[BEGIN DATA FOR THE TASK]

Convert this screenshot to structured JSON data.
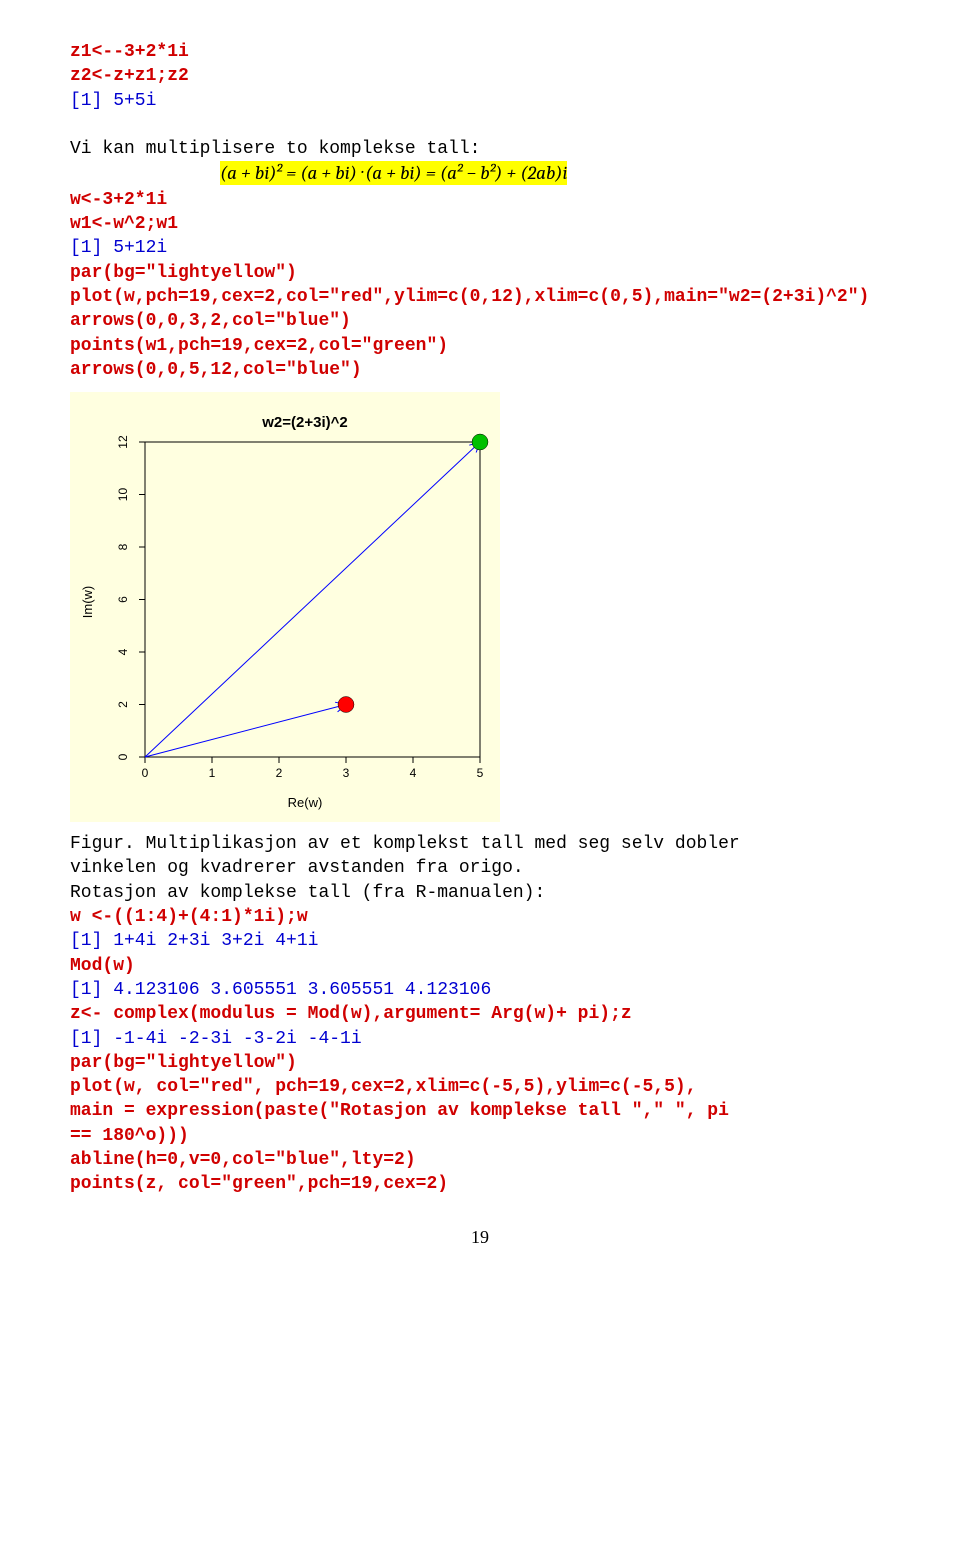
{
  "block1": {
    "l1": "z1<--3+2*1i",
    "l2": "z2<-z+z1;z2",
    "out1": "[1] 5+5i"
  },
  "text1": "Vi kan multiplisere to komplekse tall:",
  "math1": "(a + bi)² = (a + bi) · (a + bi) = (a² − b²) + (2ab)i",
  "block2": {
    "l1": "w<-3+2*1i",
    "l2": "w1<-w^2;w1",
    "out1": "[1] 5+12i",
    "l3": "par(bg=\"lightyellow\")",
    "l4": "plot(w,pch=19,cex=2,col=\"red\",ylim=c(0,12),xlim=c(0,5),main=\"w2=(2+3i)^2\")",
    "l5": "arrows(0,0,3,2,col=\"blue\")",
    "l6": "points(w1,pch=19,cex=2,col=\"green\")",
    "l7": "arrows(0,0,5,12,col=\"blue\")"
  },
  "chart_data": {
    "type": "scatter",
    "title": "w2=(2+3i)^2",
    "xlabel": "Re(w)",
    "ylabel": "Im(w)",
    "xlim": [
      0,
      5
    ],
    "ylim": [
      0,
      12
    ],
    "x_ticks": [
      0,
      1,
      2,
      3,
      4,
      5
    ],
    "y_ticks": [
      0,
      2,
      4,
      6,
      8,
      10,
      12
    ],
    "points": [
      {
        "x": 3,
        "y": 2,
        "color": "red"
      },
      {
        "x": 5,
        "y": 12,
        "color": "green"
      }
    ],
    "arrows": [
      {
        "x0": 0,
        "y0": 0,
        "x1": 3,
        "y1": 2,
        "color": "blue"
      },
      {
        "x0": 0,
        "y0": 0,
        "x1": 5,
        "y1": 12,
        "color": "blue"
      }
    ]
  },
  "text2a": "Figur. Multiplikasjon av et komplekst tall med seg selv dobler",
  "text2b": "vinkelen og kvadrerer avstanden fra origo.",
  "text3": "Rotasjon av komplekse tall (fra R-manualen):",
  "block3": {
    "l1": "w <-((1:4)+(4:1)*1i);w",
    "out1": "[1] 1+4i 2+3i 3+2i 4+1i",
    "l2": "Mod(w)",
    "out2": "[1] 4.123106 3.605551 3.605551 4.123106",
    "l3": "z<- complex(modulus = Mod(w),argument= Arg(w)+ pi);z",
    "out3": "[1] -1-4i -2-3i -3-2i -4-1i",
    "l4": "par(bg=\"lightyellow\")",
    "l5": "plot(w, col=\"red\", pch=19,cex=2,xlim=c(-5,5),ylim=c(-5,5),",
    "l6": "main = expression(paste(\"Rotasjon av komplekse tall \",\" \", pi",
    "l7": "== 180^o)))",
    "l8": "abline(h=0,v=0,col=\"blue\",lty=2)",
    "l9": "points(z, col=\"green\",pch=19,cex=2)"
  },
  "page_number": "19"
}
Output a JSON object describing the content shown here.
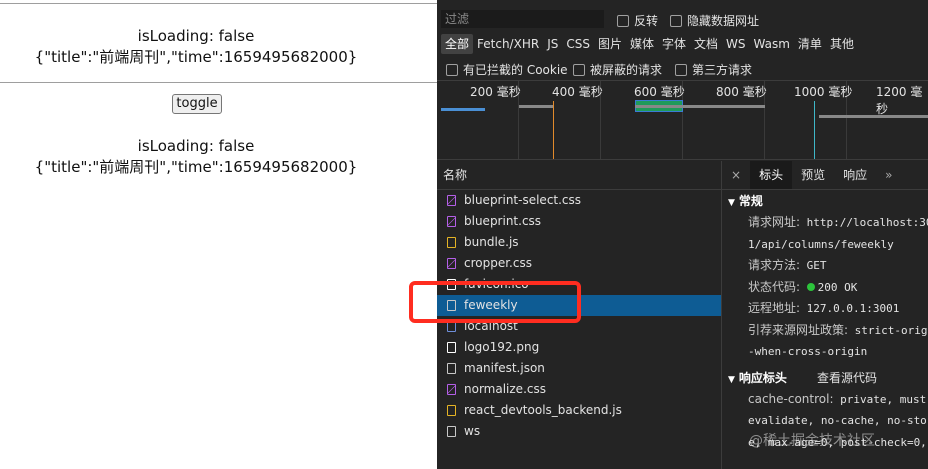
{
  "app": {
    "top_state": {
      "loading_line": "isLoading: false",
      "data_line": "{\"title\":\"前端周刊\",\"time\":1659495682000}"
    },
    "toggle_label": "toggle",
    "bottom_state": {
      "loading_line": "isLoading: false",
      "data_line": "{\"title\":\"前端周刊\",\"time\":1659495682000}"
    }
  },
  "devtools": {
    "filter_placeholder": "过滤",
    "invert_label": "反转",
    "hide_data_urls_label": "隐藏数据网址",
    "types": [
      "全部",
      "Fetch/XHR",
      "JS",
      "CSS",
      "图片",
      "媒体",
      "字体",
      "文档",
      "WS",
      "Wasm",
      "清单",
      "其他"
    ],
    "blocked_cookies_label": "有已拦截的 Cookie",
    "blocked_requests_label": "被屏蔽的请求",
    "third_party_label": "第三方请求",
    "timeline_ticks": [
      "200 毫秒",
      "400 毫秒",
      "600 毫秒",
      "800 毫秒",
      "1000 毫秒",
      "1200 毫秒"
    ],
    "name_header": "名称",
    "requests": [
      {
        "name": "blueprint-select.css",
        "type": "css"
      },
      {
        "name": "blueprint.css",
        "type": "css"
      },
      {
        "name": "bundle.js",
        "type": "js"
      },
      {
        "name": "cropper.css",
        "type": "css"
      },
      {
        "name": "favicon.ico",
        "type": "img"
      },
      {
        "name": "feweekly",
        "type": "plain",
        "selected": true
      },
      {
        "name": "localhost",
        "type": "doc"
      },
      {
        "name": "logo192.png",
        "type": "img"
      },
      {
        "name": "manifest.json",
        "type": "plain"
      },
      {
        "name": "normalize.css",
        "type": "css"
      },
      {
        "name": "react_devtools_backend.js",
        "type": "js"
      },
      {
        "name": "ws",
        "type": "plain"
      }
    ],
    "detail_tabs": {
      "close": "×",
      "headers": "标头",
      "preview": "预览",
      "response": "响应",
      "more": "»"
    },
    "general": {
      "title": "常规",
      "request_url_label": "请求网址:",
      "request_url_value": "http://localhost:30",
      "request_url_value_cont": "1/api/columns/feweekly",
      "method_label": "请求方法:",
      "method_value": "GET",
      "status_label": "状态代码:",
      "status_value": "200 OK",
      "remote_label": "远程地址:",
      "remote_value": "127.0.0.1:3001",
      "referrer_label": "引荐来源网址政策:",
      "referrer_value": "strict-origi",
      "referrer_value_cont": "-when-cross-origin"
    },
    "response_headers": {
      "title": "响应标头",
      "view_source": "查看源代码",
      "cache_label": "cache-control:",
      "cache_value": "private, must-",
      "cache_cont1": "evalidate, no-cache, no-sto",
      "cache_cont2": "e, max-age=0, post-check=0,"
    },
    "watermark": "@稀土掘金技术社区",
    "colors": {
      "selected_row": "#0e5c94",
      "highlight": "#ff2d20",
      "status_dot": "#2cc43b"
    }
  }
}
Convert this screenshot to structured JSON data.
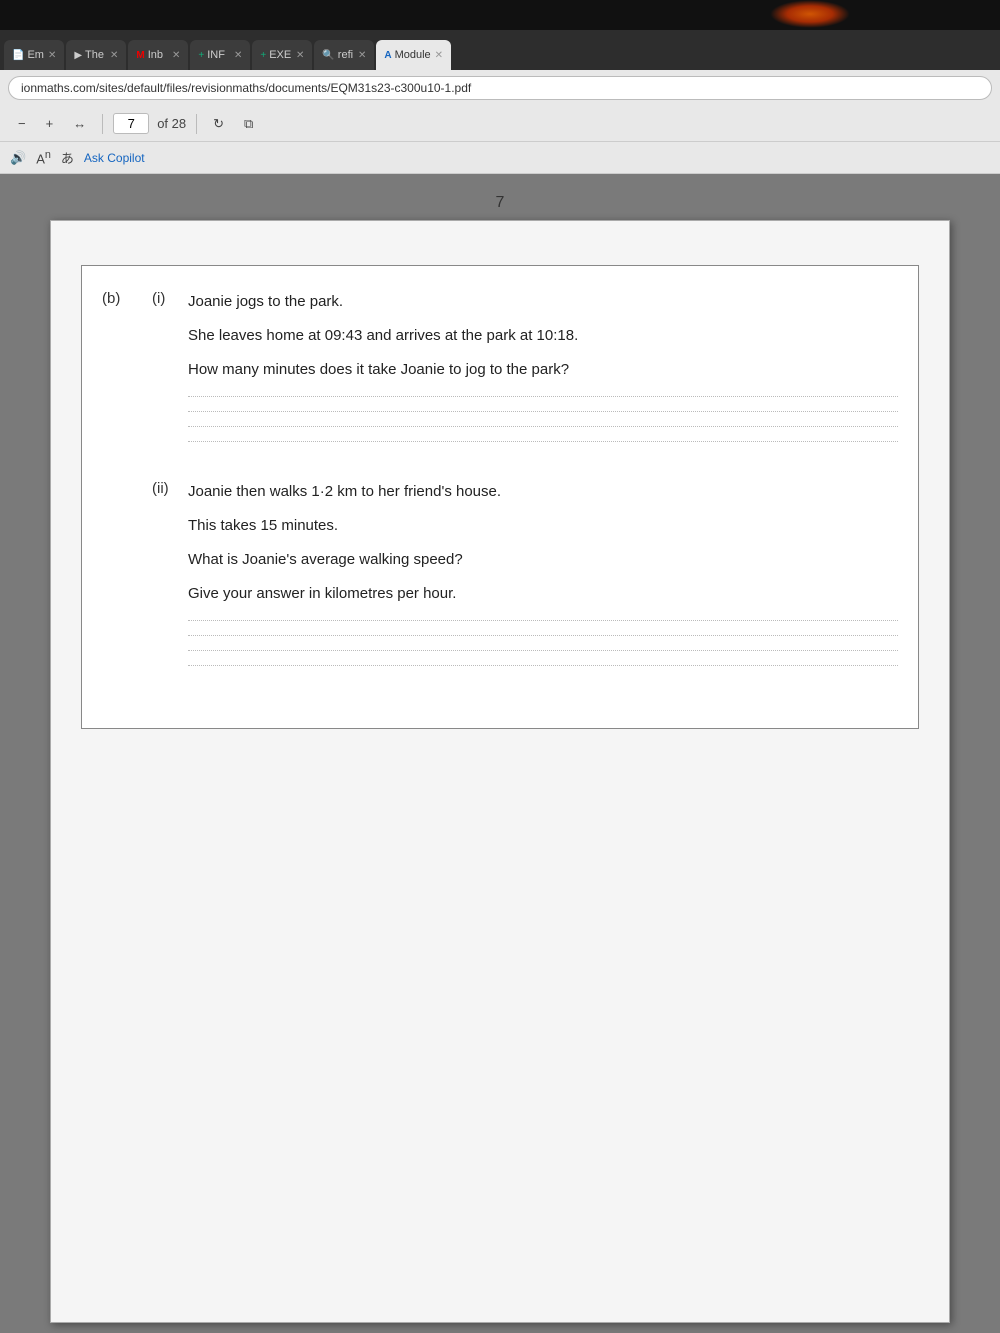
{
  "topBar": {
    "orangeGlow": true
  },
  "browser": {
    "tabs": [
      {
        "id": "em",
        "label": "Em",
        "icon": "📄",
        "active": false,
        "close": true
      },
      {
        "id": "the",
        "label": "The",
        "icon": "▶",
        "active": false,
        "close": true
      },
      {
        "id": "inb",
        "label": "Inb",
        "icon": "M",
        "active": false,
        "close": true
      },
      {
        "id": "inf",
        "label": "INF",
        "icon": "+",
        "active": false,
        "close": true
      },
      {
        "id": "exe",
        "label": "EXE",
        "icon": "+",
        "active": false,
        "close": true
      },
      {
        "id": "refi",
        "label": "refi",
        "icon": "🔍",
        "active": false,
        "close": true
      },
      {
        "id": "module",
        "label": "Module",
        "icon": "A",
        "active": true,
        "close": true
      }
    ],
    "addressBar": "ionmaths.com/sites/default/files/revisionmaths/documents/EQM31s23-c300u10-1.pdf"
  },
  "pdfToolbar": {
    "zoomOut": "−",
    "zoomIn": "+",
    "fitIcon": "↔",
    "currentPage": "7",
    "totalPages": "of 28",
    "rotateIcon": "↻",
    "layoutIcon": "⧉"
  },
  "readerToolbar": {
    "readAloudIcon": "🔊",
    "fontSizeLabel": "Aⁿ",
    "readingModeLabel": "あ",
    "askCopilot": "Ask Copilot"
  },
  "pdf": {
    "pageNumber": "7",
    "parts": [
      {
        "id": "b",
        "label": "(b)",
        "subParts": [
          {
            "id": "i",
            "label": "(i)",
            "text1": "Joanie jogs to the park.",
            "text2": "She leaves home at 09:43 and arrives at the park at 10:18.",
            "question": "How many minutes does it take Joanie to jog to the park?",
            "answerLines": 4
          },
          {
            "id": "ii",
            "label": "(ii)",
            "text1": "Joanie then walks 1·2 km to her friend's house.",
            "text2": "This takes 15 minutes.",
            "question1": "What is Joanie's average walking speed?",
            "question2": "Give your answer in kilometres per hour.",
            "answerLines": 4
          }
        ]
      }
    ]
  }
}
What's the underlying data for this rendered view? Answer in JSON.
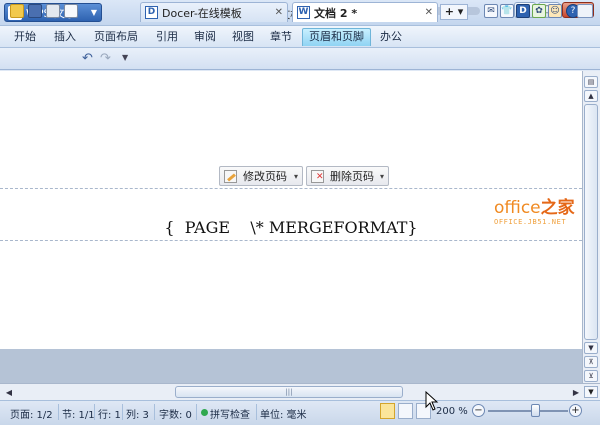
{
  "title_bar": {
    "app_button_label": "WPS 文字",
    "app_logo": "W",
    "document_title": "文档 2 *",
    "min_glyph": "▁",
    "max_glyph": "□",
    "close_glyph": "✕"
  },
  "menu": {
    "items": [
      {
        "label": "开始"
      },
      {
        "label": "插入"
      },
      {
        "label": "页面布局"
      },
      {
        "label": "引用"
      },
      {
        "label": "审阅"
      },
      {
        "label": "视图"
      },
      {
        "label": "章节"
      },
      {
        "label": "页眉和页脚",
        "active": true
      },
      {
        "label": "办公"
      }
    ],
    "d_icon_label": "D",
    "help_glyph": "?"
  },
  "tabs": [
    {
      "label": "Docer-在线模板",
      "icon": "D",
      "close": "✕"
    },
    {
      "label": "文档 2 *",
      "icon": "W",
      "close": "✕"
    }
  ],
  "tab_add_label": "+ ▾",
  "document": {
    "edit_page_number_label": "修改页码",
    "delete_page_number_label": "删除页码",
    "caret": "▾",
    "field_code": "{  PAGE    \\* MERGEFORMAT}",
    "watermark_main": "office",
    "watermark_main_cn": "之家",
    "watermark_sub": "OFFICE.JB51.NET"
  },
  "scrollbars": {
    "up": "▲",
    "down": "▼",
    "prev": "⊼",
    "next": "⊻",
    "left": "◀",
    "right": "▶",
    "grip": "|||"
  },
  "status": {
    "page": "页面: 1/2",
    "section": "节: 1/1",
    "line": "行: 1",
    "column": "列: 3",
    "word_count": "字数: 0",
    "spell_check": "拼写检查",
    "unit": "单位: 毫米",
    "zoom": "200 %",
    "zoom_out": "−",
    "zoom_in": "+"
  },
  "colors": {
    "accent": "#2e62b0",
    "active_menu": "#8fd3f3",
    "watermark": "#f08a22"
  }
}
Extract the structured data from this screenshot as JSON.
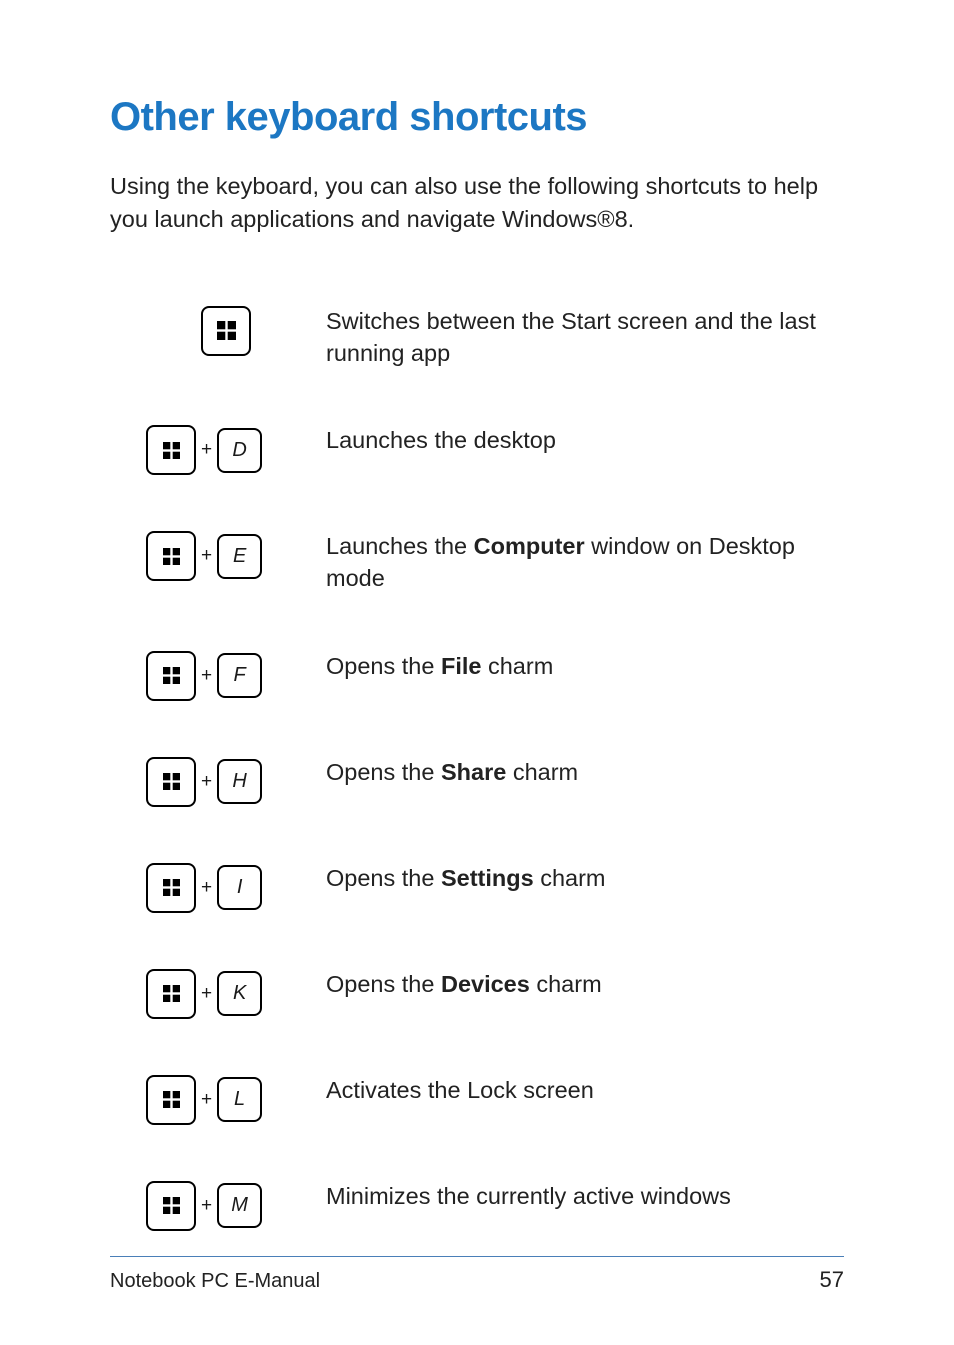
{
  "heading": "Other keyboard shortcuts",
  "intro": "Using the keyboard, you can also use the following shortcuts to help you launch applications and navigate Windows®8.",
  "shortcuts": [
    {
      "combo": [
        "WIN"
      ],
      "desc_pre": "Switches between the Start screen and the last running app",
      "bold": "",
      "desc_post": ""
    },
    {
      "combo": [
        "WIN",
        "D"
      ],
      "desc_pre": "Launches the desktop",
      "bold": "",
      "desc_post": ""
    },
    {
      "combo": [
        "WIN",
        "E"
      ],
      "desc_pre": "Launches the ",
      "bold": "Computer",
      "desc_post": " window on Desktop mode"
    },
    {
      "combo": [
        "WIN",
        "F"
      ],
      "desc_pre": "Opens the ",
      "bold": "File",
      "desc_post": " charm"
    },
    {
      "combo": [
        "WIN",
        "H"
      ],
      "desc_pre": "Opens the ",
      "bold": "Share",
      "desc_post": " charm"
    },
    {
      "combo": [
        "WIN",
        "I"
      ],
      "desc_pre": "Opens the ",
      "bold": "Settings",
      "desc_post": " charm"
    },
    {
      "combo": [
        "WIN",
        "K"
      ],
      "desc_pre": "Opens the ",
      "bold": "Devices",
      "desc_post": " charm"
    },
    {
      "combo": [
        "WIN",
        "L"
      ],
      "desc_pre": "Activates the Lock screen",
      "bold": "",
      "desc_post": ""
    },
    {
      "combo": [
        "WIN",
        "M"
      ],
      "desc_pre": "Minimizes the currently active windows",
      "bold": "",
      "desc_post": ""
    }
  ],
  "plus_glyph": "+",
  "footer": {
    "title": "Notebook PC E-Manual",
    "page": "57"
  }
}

[END DATA FOR THE TASK]

**REQUEST:** Scan the material above for the word "arrows". Copy each line where it occurs.

**FULL ANSWER:**
    "l5": "arrows(0,0,3,2,col=\"blue\")",
    "l7": "arrows(0,0,5,12,col=\"blue\")"
    "arrows": [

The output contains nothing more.